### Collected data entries
=-=-=

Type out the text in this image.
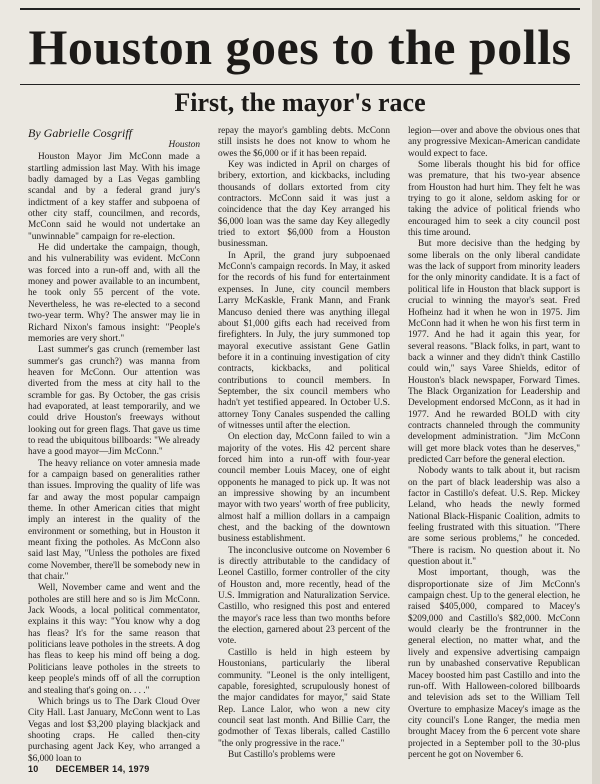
Houston goes to the polls
First, the mayor's race

By Gabrielle Cosgriff

Houston

Houston Mayor Jim McConn made a startling admission last May. With his image badly damaged by a Las Vegas gambling scandal and by a federal grand jury's indictment of a key staffer and subpoena of other city staff, councilmen, and records, McConn said he would not undertake an "unwinnable" campaign for re-election.

He did undertake the campaign, though, and his vulnerability was evident. McConn was forced into a run-off and, with all the money and power available to an incumbent, he took only 55 percent of the vote. Nevertheless, he was re-elected to a second two-year term. Why? The answer may lie in Richard Nixon's famous insight: "People's memories are very short."

Last summer's gas crunch (remember last summer's gas crunch?) was manna from heaven for McConn. Our attention was diverted from the mess at city hall to the scramble for gas. By October, the gas crisis had evaporated, at least temporarily, and we could drive Houston's freeways without looking out for green flags. That gave us time to read the ubiquitous billboards: "We already have a good mayor—Jim McConn."

The heavy reliance on voter amnesia made for a campaign based on generalities rather than issues. Improving the quality of life was far and away the most popular campaign theme. In other American cities that might imply an interest in the quality of the environment or something, but in Houston it meant fixing the potholes. As McConn also said last May, "Unless the potholes are fixed come November, there'll be somebody new in that chair."

Well, November came and went and the potholes are still here and so is Jim McConn. Jack Woods, a local political commentator, explains it this way: "You know why a dog has fleas? It's for the same reason that politicians leave potholes in the streets. A dog has fleas to keep his mind off being a dog. Politicians leave potholes in the streets to keep people's minds off of all the corruption and stealing that's going on. . . ."

Which brings us to The Dark Cloud Over City Hall. Last January, McConn went to Las Vegas and lost $3,200 playing blackjack and shooting craps. He called then-city purchasing agent Jack Key, who arranged a $6,000 loan to

repay the mayor's gambling debts. McConn still insists he does not know to whom he owes the $6,000 or if it has been repaid.

Key was indicted in April on charges of bribery, extortion, and kickbacks, including thousands of dollars extorted from city contractors. McConn said it was just a coincidence that the day Key arranged his $6,000 loan was the same day Key allegedly tried to extort $6,000 from a Houston businessman.

In April, the grand jury subpoenaed McConn's campaign records. In May, it asked for the records of his fund for entertainment expenses. In June, city council members Larry McKaskle, Frank Mann, and Frank Mancuso denied there was anything illegal about $1,000 gifts each had received from firefighters. In July, the jury summoned top mayoral executive assistant Gene Gatlin before it in a continuing investigation of city contracts, kickbacks, and political contributions to council members. In September, the six council members who hadn't yet testified appeared. In October U.S. attorney Tony Canales suspended the calling of witnesses until after the election.

On election day, McConn failed to win a majority of the votes. His 42 percent share forced him into a run-off with four-year council member Louis Macey, one of eight opponents he managed to pick up. It was not an impressive showing by an incumbent mayor with two years' worth of free publicity, almost half a million dollars in a campaign chest, and the backing of the downtown business establishment.

The inconclusive outcome on November 6 is directly attributable to the candidacy of Leonel Castillo, former controller of the city of Houston and, more recently, head of the U.S. Immigration and Naturalization Service. Castillo, who resigned this post and entered the mayor's race less than two months before the election, garnered about 23 percent of the vote.

Castillo is held in high esteem by Houstonians, particularly the liberal community. "Leonel is the only intelligent, capable, foresighted, scrupulously honest of the major candidates for mayor," said State Rep. Lance Lalor, who won a new city council seat last month. And Billie Carr, the godmother of Texas liberals, called Castillo "the only progressive in the race."

But Castillo's problems were

legion—over and above the obvious ones that any progressive Mexican-American candidate would expect to face.

Some liberals thought his bid for office was premature, that his two-year absence from Houston had hurt him. They felt he was trying to go it alone, seldom asking for or taking the advice of political friends who encouraged him to seek a city council post this time around.

But more decisive than the hedging by some liberals on the only liberal candidate was the lack of support from minority leaders for the only minority candidate. It is a fact of political life in Houston that black support is crucial to winning the mayor's seat. Fred Hofheinz had it when he won in 1975. Jim McConn had it when he won his first term in 1977. And he had it again this year, for several reasons. "Black folks, in part, want to back a winner and they didn't think Castillo could win," says Varee Shields, editor of Houston's black newspaper, Forward Times. The Black Organization for Leadership and Development endorsed McConn, as it had in 1977. And he rewarded BOLD with city contracts channeled through the community development administration. "Jim McConn will get more black votes than he deserves," predicted Carr before the general election.

Nobody wants to talk about it, but racism on the part of black leadership was also a factor in Castillo's defeat. U.S. Rep. Mickey Leland, who heads the newly formed National Black-Hispanic Coalition, admits to feeling frustrated with this situation. "There are some serious problems," he conceded. "There is racism. No question about it. No question about it."

Most important, though, was the disproportionate size of Jim McConn's campaign chest. Up to the general election, he raised $405,000, compared to Macey's $209,000 and Castillo's $82,000. McConn would clearly be the frontrunner in the general election, no matter what, and the lively and expensive advertising campaign run by unabashed conservative Republican Macey boosted him past Castillo and into the run-off. With Halloween-colored billboards and television ads set to the William Tell Overture to emphasize Macey's image as the city council's Lone Ranger, the media men brought Macey from the 6 percent vote share projected in a September poll to the 30-plus percent he got on November 6.

10 DECEMBER 14, 1979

=-=-=

Filter the entries above and return only the lines holding "grand".

Houston Mayor Jim McConn made a startling admission last May. With his image badly damaged by a Las Vegas gambling scandal and by a federal grand jury's indictment of a key staffer and subpoena of other city staff, councilmen, and records, McConn said he would not undertake an "unwinnable" campaign for re-election.
In April, the grand jury subpoenaed McConn's campaign records. In May, it asked for the records of his fund for entertainment expenses. In June, city council members Larry McKaskle, Frank Mann, and Frank Mancuso denied there was anything illegal about $1,000 gifts each had received from firefighters. In July, the jury summoned top mayoral executive assistant Gene Gatlin before it in a continuing investigation of city contracts, kickbacks, and political contributions to council members. In September, the six council members who hadn't yet testified appeared. In October U.S. attorney Tony Canales suspended the calling of witnesses until after the election.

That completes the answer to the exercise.